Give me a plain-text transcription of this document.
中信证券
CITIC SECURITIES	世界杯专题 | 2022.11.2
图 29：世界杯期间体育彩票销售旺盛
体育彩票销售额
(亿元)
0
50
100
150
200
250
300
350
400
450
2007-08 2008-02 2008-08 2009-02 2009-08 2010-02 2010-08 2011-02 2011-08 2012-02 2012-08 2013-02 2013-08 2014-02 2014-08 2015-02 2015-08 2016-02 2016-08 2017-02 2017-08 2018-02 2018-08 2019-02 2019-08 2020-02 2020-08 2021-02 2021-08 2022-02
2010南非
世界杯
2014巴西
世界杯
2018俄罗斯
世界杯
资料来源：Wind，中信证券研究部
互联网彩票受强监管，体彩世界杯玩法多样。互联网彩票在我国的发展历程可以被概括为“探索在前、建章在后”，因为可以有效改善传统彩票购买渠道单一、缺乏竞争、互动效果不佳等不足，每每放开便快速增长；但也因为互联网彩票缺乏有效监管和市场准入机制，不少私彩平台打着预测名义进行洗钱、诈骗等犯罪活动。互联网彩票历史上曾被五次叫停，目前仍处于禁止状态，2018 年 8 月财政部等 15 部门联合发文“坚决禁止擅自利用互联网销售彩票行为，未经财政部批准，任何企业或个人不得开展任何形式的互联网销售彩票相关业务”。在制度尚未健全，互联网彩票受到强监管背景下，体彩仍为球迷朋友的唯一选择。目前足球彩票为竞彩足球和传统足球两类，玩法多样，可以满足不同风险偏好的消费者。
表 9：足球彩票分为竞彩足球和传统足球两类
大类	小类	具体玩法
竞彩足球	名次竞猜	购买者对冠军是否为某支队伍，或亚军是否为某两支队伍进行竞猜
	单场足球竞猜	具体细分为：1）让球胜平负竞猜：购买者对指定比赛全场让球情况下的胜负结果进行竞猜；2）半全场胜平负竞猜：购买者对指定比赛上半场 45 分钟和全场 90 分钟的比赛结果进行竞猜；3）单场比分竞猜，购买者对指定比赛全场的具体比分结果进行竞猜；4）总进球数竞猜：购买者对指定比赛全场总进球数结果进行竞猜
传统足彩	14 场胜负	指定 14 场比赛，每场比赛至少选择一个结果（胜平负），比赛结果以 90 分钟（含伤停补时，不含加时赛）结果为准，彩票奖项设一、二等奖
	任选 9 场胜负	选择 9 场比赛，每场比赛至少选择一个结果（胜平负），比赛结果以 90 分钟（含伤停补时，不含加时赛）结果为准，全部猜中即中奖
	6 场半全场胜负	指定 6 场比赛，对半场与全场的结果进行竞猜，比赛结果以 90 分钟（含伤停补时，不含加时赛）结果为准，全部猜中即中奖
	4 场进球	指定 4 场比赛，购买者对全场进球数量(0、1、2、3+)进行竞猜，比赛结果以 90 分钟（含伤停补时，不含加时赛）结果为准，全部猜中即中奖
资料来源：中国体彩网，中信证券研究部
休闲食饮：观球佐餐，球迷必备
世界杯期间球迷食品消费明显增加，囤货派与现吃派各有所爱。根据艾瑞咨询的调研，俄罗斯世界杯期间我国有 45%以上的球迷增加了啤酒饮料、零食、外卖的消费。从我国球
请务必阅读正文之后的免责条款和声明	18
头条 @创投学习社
+ + + + + + +
## Aim of the exercise
Check every line for "比赛结果以" and show the ones that have it.

## Finished answer
传统足彩	14 场胜负	指定 14 场比赛，每场比赛至少选择一个结果（胜平负），比赛结果以 90 分钟（含伤停补时，不含加时赛）结果为准，彩票奖项设一、二等奖
	任选 9 场胜负	选择 9 场比赛，每场比赛至少选择一个结果（胜平负），比赛结果以 90 分钟（含伤停补时，不含加时赛）结果为准，全部猜中即中奖
	6 场半全场胜负	指定 6 场比赛，对半场与全场的结果进行竞猜，比赛结果以 90 分钟（含伤停补时，不含加时赛）结果为准，全部猜中即中奖
	4 场进球	指定 4 场比赛，购买者对全场进球数量(0、1、2、3+)进行竞猜，比赛结果以 90 分钟（含伤停补时，不含加时赛）结果为准，全部猜中即中奖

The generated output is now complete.